**WORK INSTRUCTIONS**
Return each line containing the string "Introduction".

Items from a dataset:

========================================================================

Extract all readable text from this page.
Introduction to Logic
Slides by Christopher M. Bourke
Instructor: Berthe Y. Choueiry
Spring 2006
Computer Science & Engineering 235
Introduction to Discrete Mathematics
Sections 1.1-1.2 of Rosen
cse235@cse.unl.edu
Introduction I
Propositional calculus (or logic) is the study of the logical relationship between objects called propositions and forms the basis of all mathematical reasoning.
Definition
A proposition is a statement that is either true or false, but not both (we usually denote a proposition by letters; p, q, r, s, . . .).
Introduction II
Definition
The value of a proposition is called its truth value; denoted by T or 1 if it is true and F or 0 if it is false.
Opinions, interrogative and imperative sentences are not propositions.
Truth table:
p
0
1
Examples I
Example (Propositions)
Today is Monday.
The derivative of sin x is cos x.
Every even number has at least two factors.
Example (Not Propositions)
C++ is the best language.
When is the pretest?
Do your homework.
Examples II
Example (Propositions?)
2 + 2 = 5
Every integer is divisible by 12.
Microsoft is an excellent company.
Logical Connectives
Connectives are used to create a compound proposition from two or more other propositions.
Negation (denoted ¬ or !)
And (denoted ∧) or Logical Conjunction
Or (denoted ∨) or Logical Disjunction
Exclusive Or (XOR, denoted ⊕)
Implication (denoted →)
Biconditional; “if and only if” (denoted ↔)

========================================================================

**EXERCISE ANSWER**
Introduction to Logic
Introduction to Discrete Mathematics
Introduction I
Introduction II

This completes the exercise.